_Bacaan yang diberikan_:
Selasa, 11 November 2008, Piagam Hak Perempuan Aceh ditandatangani. Saat itu sekitar 1.000 an orang berkumpul di Taman Ratu Safiatuddin, mereka larut dalam suka cita. Hak-hak mereka yang selama ini dinilai belum menjadi perhatian semua pemangku kebijakan di Aceh, akan segera berakhir. Sebab, Piagam Hak Perempuan yang ditandatangani berbagai elemen pemangku kebijakan di Aceh itu, selanjutnya akan menjadi titik pijak dalam berbagai hal terkait perempuan.
Para perempuan itu membuat sejarah baru? seperti begitulah kabarnya. Sebab, piagam itu--katanya--merupakan kali pertama sebuah piagam diinisiasi bersama sera ditandatangani langsung oleh 13 pemangku kepentingan yang sangat mempengaruhi kebijakan. Dengan demikian, segala sesuatu kebijakan terkait perempuan Aceh akan dan harus berpatokan pada piagam tersebut. Mudah-mudahan, amin!.
Panitia juga cukup berbesar hati, sebab langkah yang mereka retas sejak lama itu telah membuahkan hasil. Ada pertanda baik yang mereka rasakan dengan ketulusan berbagai pihak untuk menandatangani piagam hak perempuan Aceh. Sebanyak 18 pasal dalam piagam itu, secara spesifik menyorot masalah-masalah khusus yang ada di Aceh. Termasuk sebuah pasal yang mengajak dan mendorong kembali agar apa yang telah diratifikasi secara nasional bisa diwujudkan.
Soal piagam, sepertinya bukan untuk pertama kali kita mendengar istilah itu. Banyak sudah piagam yang kita hafal, ada Piagam Madinah, Piagam Jakarta, dan lainnya di dunia. Namun, yang istimewa dari Piagam Hak Perempuan yang dideklarasi sekaligus ditandatangani sejumlah pemangku kebijakan di Aceh itu, katanya merupakan piagam kali pertama tentang perempuan dan sama sekali tidak bertentangan dengan Islam sebagai agama mayoritas di Aceh.
Menilik isi pasal demi pasal dalam piagam tersebut, sepertinya memang tidak ada yang bertentangan dengan ajaran agama. Lihat saja, diantara 18 pasal, beberapa diantaranya menyebutkan hak yang sama antara laki-laki dan perempuan dalam hidup dan kehidupan, Hak beragama dan beribadah, hak perempuan dalam keluarga, hak atas pendidikan, hak berpolitik, hak atas akses dan kontrol terhadap sumberdaya, hak perlindungan dan persamaan di depan hukum, hak berserikat dan mengeluarkan pendapat, hak atas pengakuan dan penghargaan, dan hak memutuskan dan bertanggung jawab pada diri sendiri.

_Cuplikan data_:
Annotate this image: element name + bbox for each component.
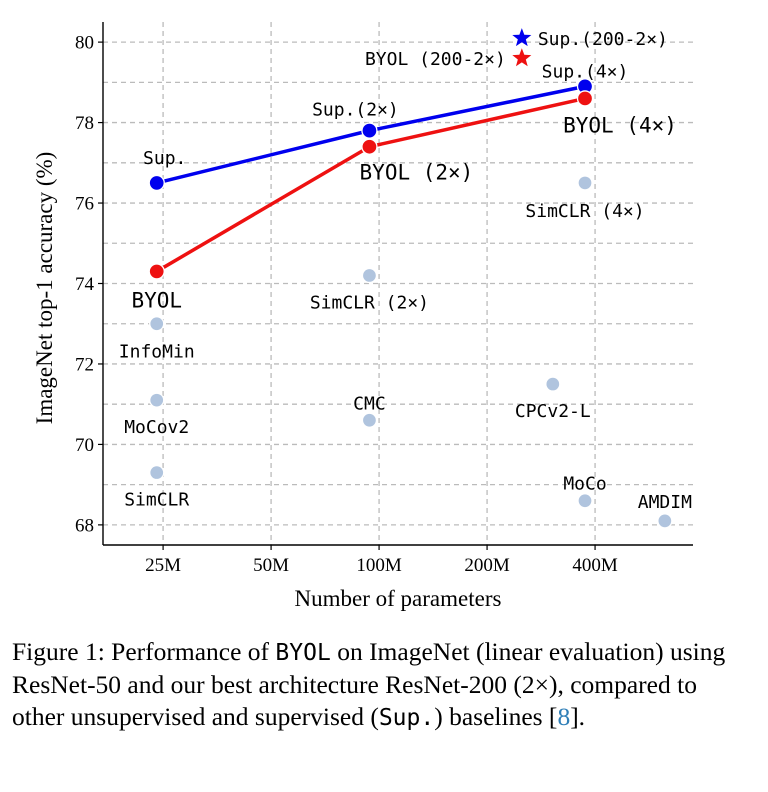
- point-label: InfoMin: [119, 342, 195, 363]
- data-points: [148, 28, 673, 529]
- point-marker: [545, 376, 561, 392]
- caption-reference-link[interactable]: 8: [557, 702, 571, 731]
- point-label: Sup.(2×): [312, 100, 399, 121]
- star-marker: [512, 28, 532, 47]
- y-tick-label: 70: [75, 435, 94, 456]
- y-tick-label: 74: [75, 274, 95, 295]
- x-tick-label: 400M: [572, 555, 618, 576]
- x-tick-label: 25M: [145, 555, 181, 576]
- point-label: Sup.(4×): [542, 61, 629, 82]
- y-tick-label: 78: [75, 113, 94, 134]
- point-label: BYOL: [131, 288, 182, 312]
- point-label: AMDIM: [638, 492, 692, 513]
- point-marker: [149, 464, 165, 481]
- tick-labels: 25M 50M 100M 200M 400M 68 70 72 74 76 78 80: [75, 33, 618, 576]
- point-label: BYOL (4×): [563, 113, 677, 137]
- grid: [103, 22, 693, 545]
- point-label: MoCov2: [124, 417, 189, 438]
- point-label: SimCLR (4×): [525, 201, 644, 222]
- point-marker: [576, 90, 594, 107]
- point-label: CPCv2-L: [515, 401, 591, 422]
- x-tick-label: 200M: [464, 555, 510, 576]
- point-labels: Sup. Sup.(2×) Sup.(4×) BYOL BYOL (2×) BYOL (4…: [119, 29, 692, 513]
- axes: [98, 22, 693, 550]
- point-label: Sup.: [143, 148, 186, 169]
- point-marker: [657, 513, 673, 529]
- point-marker: [577, 493, 593, 509]
- point-marker: [577, 175, 593, 191]
- x-tick-label: 100M: [356, 555, 402, 576]
- x-tick-label: 50M: [253, 555, 289, 576]
- caption-middle: on ImageNet (linear evaluation) using Re…: [12, 637, 726, 731]
- point-label: Sup.(200-2×): [538, 29, 668, 50]
- caption-sup: Sup.: [378, 705, 435, 731]
- point-marker: [361, 122, 378, 139]
- point-label: BYOL (2×): [360, 161, 474, 185]
- y-tick-label: 68: [75, 515, 94, 536]
- point-label: MoCo: [563, 474, 606, 495]
- caption-prefix: Figure 1: Performance of: [12, 637, 276, 666]
- caption-method: BYOL: [275, 640, 331, 666]
- point-marker: [149, 316, 165, 332]
- y-axis-title: ImageNet top-1 accuracy (%): [32, 152, 57, 425]
- point-marker: [149, 392, 165, 408]
- x-axis-title: Number of parameters: [295, 586, 502, 611]
- point-marker: [361, 267, 378, 284]
- y-tick-label: 72: [75, 354, 94, 375]
- point-marker: [148, 174, 165, 192]
- point-label: SimCLR: [124, 490, 189, 511]
- y-tick-label: 80: [75, 33, 94, 54]
- y-tick-label: 76: [75, 194, 94, 215]
- point-marker: [148, 263, 165, 280]
- point-marker: [361, 412, 378, 428]
- chart: Sup. Sup.(2×) Sup.(4×) BYOL BYOL (2×) BYOL (4…: [32, 22, 693, 611]
- figure-caption: Figure 1: Performance of BYOL on ImageNe…: [12, 636, 752, 734]
- caption-end: ].: [570, 702, 586, 731]
- caption-suffix: ) baselines [: [434, 702, 558, 731]
- point-label: SimCLR (2×): [310, 292, 429, 313]
- point-label: BYOL (200-2×): [365, 49, 506, 70]
- star-marker: [512, 48, 532, 67]
- point-label: CMC: [353, 393, 386, 414]
- point-marker: [361, 138, 378, 155]
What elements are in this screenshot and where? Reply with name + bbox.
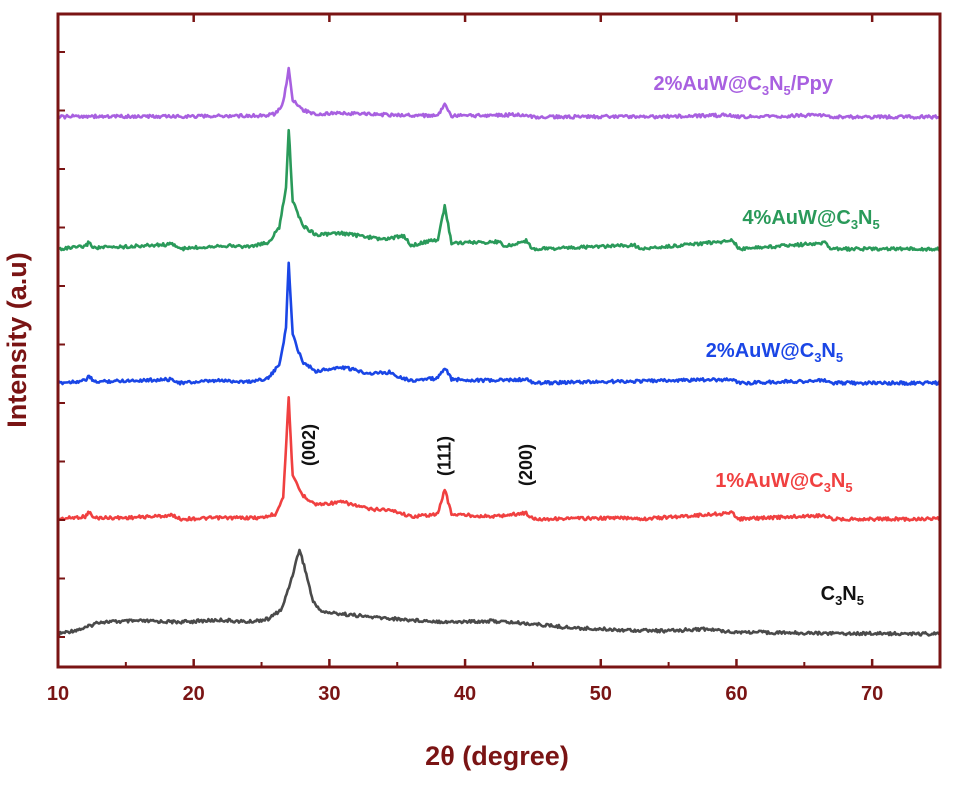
- series-label-4: 2%AuW@C3N5/Ppy: [653, 73, 833, 98]
- series-label-0: C3N5: [821, 583, 864, 608]
- peak-label-0: (002): [299, 424, 319, 466]
- peak-label-1: (111): [435, 436, 455, 476]
- x-tick-label: 40: [454, 683, 476, 705]
- series-line-3: [57, 128, 941, 252]
- series-labels: C3N5 1%AuW@C3N5 2%AuW@C3N5 4%AuW@C3N5 2%AuW@…: [653, 73, 879, 608]
- peak-label-2: (200): [516, 444, 536, 486]
- axes: 10 20 30 40 50 60 70: [47, 12, 942, 705]
- x-tick-label: 10: [47, 683, 69, 705]
- series-layer: [56, 66, 941, 637]
- series-line-1: [56, 396, 941, 522]
- x-tick-label: 50: [590, 683, 612, 705]
- x-tick-label: 70: [861, 683, 883, 705]
- peak-annotations: (002) (111) (200): [299, 424, 536, 486]
- series-line-0: [56, 548, 941, 637]
- series-label-2: 2%AuW@C3N5: [706, 340, 843, 365]
- plot-frame: [56, 12, 942, 669]
- x-tick-label: 20: [183, 683, 205, 705]
- x-tick-label: 60: [725, 683, 747, 705]
- series-label-1: 1%AuW@C3N5: [715, 470, 852, 495]
- y-axis-title: Intensity (a.u): [2, 252, 32, 428]
- x-tick-label: 30: [318, 683, 340, 705]
- series-line-4: [56, 66, 941, 120]
- series-line-2: [57, 261, 941, 386]
- x-axis-title: 2θ (degree): [425, 741, 569, 771]
- series-label-3: 4%AuW@C3N5: [742, 207, 879, 232]
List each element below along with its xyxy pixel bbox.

_Ketentuan tugas_: Menurut bacaan tentang Piagam Hak Perempuan Aceh, di mana sekitar 1.000 orang berkumpul saat piagam itu ditandatangani?

_Penyelesaian_: Di Taman Ratu Safiatuddin.